» **GIVEN EXERCISE**
Each entry below is to be given again word for word, with no pictures.
• • • •
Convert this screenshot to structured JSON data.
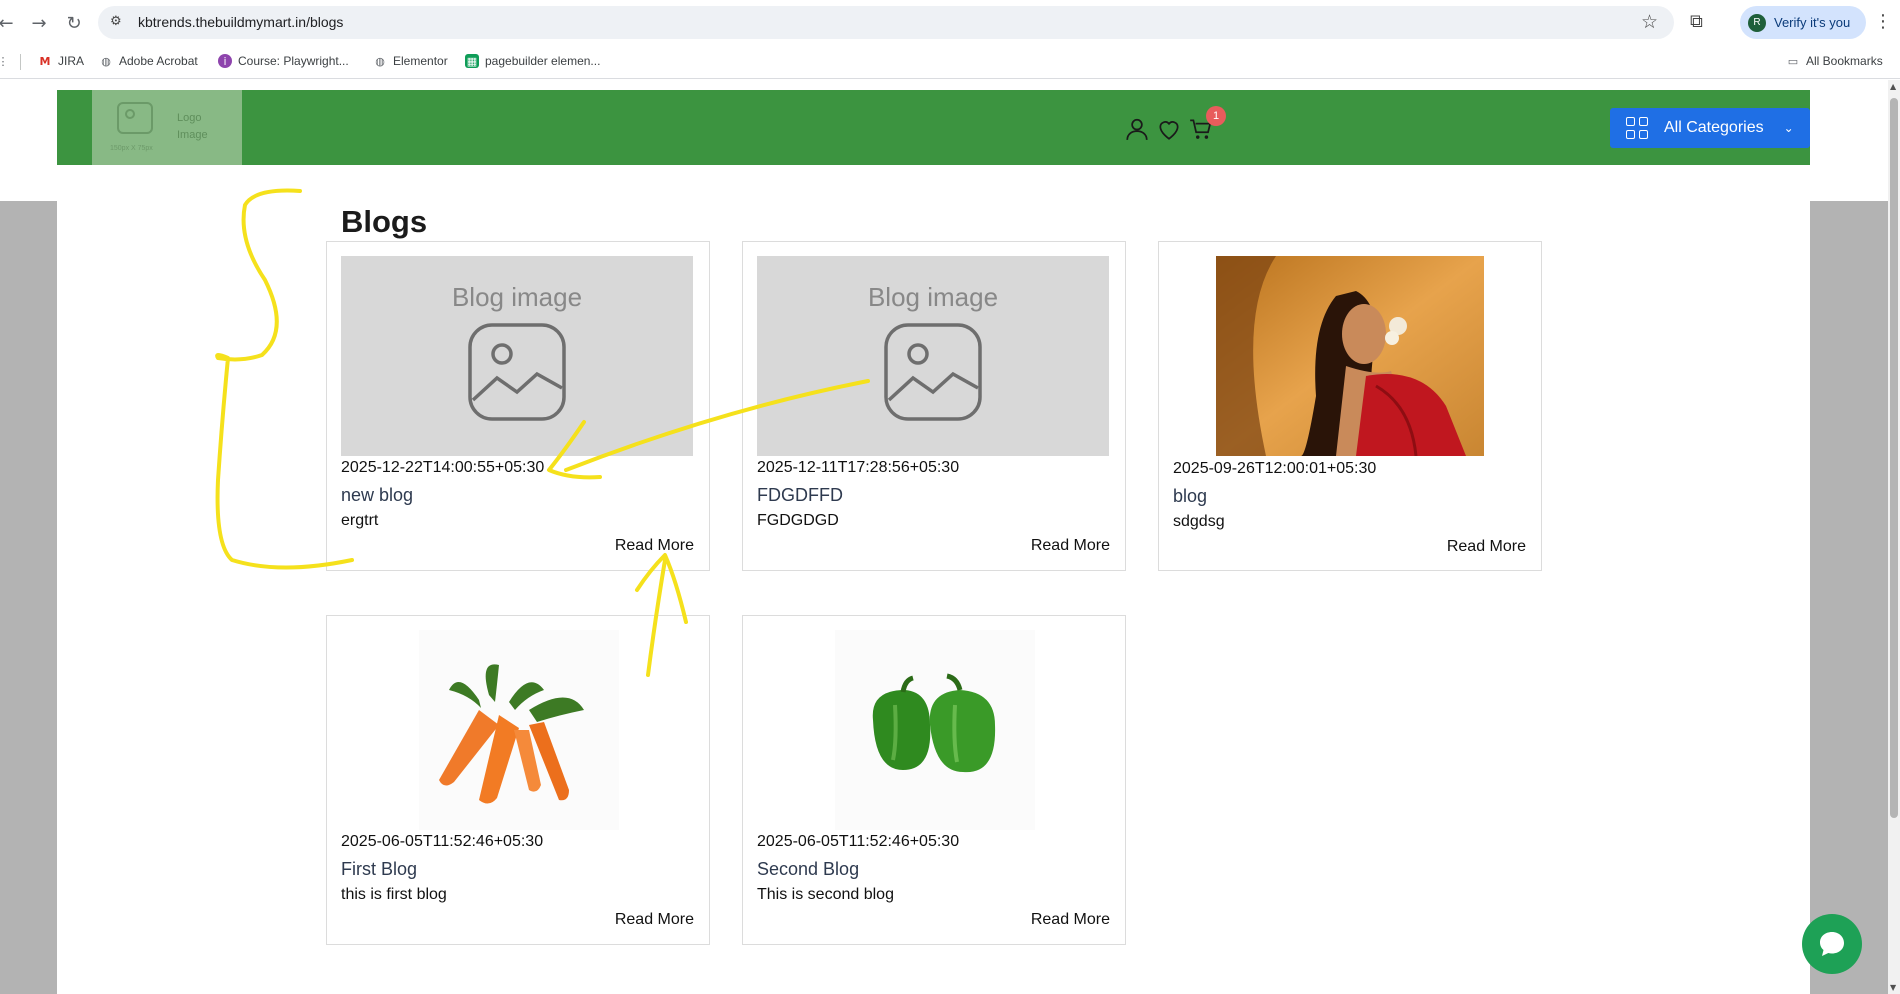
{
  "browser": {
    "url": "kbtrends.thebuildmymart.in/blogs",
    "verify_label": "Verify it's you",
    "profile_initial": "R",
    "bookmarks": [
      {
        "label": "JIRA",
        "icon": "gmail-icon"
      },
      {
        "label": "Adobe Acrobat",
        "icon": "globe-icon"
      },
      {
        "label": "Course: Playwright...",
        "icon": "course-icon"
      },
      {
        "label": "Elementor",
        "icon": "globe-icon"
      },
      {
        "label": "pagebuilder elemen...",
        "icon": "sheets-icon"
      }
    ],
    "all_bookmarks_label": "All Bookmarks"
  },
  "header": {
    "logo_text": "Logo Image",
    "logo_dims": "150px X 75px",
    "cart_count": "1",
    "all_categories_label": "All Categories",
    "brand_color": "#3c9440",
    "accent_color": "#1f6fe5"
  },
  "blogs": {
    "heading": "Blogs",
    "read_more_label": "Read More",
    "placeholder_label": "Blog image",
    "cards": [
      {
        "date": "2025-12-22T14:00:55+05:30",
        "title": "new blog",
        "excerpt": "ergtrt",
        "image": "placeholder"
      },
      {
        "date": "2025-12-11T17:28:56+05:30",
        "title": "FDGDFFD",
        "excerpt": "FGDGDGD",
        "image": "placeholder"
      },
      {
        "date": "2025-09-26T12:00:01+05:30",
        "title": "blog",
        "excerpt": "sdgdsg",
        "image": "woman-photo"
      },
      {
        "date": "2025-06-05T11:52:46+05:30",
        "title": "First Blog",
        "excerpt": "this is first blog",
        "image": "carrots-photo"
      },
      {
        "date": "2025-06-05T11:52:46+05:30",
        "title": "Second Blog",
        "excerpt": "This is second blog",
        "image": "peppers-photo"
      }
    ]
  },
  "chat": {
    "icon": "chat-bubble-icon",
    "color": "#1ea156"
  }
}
• • • •
» **COMPLETE OUTPUT**
Convert this screenshot to structured JSON data.
{
  "browser": {
    "url": "kbtrends.thebuildmymart.in/blogs",
    "verify_label": "Verify it's you",
    "profile_initial": "R",
    "bookmarks": [
      {
        "label": "JIRA",
        "icon": "gmail-icon"
      },
      {
        "label": "Adobe Acrobat",
        "icon": "globe-icon"
      },
      {
        "label": "Course: Playwright...",
        "icon": "course-icon"
      },
      {
        "label": "Elementor",
        "icon": "globe-icon"
      },
      {
        "label": "pagebuilder elemen...",
        "icon": "sheets-icon"
      }
    ],
    "all_bookmarks_label": "All Bookmarks"
  },
  "header": {
    "logo_text": "Logo Image",
    "logo_dims": "150px X 75px",
    "cart_count": "1",
    "all_categories_label": "All Categories",
    "brand_color": "#3c9440",
    "accent_color": "#1f6fe5"
  },
  "blogs": {
    "heading": "Blogs",
    "read_more_label": "Read More",
    "placeholder_label": "Blog image",
    "cards": [
      {
        "date": "2025-12-22T14:00:55+05:30",
        "title": "new blog",
        "excerpt": "ergtrt",
        "image": "placeholder"
      },
      {
        "date": "2025-12-11T17:28:56+05:30",
        "title": "FDGDFFD",
        "excerpt": "FGDGDGD",
        "image": "placeholder"
      },
      {
        "date": "2025-09-26T12:00:01+05:30",
        "title": "blog",
        "excerpt": "sdgdsg",
        "image": "woman-photo"
      },
      {
        "date": "2025-06-05T11:52:46+05:30",
        "title": "First Blog",
        "excerpt": "this is first blog",
        "image": "carrots-photo"
      },
      {
        "date": "2025-06-05T11:52:46+05:30",
        "title": "Second Blog",
        "excerpt": "This is second blog",
        "image": "peppers-photo"
      }
    ]
  },
  "chat": {
    "icon": "chat-bubble-icon",
    "color": "#1ea156"
  }
}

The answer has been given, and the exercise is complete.